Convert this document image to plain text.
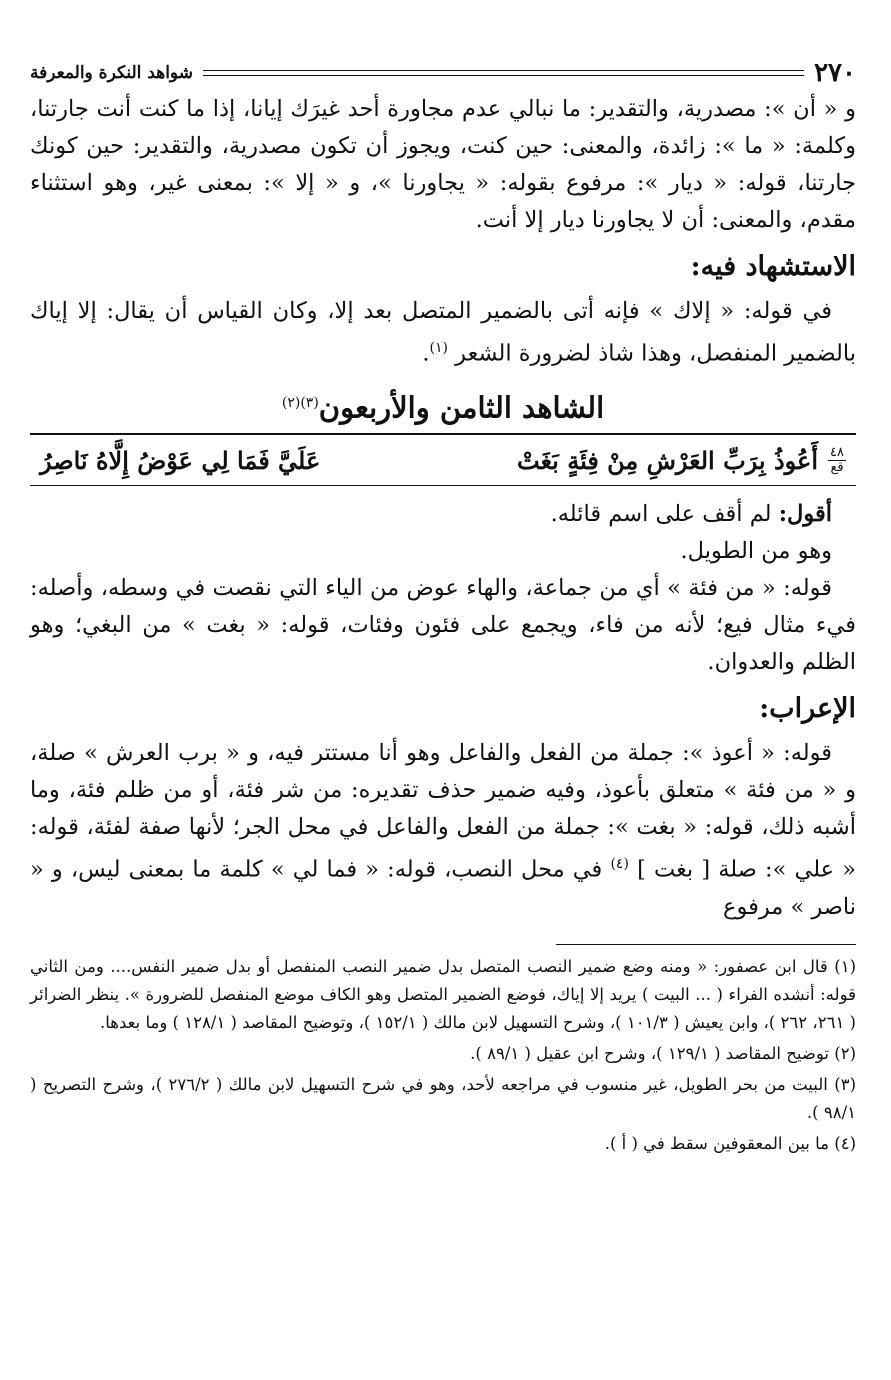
٢٧٠
شواهد النكرة والمعرفة

و « أن »: مصدرية، والتقدير: ما نبالي عدم مجاورة أحد غيرَك إيانا، إذا ما كنت أنت جارتنا، وكلمة: « ما »: زائدة، والمعنى: حين كنت، ويجوز أن تكون مصدرية، والتقدير: حين كونك جارتنا، قوله: « ديار »: مرفوع بقوله: « يجاورنا »، و « إلا »: بمعنى غير، وهو استثناء مقدم، والمعنى: أن لا يجاورنا ديار إلا أنت.

الاستشهاد فيه:

في قوله: « إلاك » فإنه أتى بالضمير المتصل بعد إلا، وكان القياس أن يقال: إلا إياك بالضمير المنفصل، وهذا شاذ لضرورة الشعر $^{(١)}$.

الشاهد الثامن والأربعون$^{(٣)(٢)}$
٤٨
قع
أَعُوذُ بِرَبِّ العَرْشِ مِنْ فِئَةٍ بَغَتْ
عَلَيَّ فَمَا لِي عَوْضُ إِلَّاهُ نَاصِرُ

أقول: لم أقف على اسم قائله.

وهو من الطويل.

قوله: « من فئة » أي من جماعة، والهاء عوض من الياء التي نقصت في وسطه، وأصله: فيء مثال فيع؛ لأنه من فاء، ويجمع على فئون وفئات، قوله: « بغت » من البغي؛ وهو الظلم والعدوان.

الإعراب:

قوله: « أعوذ »: جملة من الفعل والفاعل وهو أنا مستتر فيه، و « برب العرش » صلة، و « من فئة » متعلق بأعوذ، وفيه ضمير حذف تقديره: من شر فئة، أو من ظلم فئة، وما أشبه ذلك، قوله: « بغت »: جملة من الفعل والفاعل في محل الجر؛ لأنها صفة لفئة، قوله: « علي »: صلة [ بغت ] $^{(٤)}$ في محل النصب، قوله: « فما لي » كلمة ما بمعنى ليس، و « ناصر » مرفوع

(١) قال ابن عصفور: « ومنه وضع ضمير النصب المتصل بدل ضمير النصب المنفصل أو بدل ضمير النفس.... ومن الثاني قوله: أنشده الفراء ( ... البيت ) يريد إلا إياك، فوضع الضمير المتصل وهو الكاف موضع المنفصل للضرورة ». ينظر الضرائر ( ٢٦١، ٢٦٢ )، وابن يعيش ( ١٠١/٣ )، وشرح التسهيل لابن مالك ( ١٥٢/١ )، وتوضيح المقاصد ( ١٢٨/١ ) وما بعدها.

(٢) توضيح المقاصد ( ١٢٩/١ )، وشرح ابن عقيل ( ٨٩/١ ).

(٣) البيت من بحر الطويل، غير منسوب في مراجعه لأحد، وهو في شرح التسهيل لابن مالك ( ٢٧٦/٢ )، وشرح التصريح ( ٩٨/١ ).

(٤) ما بين المعقوفين سقط في ( أ ).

_ _ _ _

**Short task:**
Copy every line from the records above that contains the word "إياك".

**Answer to the problem:**
في قوله: « إلاك » فإنه أتى بالضمير المتصل بعد إلا، وكان القياس أن يقال: إلا إياك بالضمير المنفصل، وهذا شاذ لضرورة الشعر $^{(١)}$.
(١) قال ابن عصفور: « ومنه وضع ضمير النصب المتصل بدل ضمير النصب المنفصل أو بدل ضمير النفس.... ومن الثاني قوله: أنشده الفراء ( ... البيت ) يريد إلا إياك، فوضع الضمير المتصل وهو الكاف موضع المنفصل للضرورة ». ينظر الضرائر ( ٢٦١، ٢٦٢ )، وابن يعيش ( ١٠١/٣ )، وشرح التسهيل لابن مالك ( ١٥٢/١ )، وتوضيح المقاصد ( ١٢٨/١ ) وما بعدها.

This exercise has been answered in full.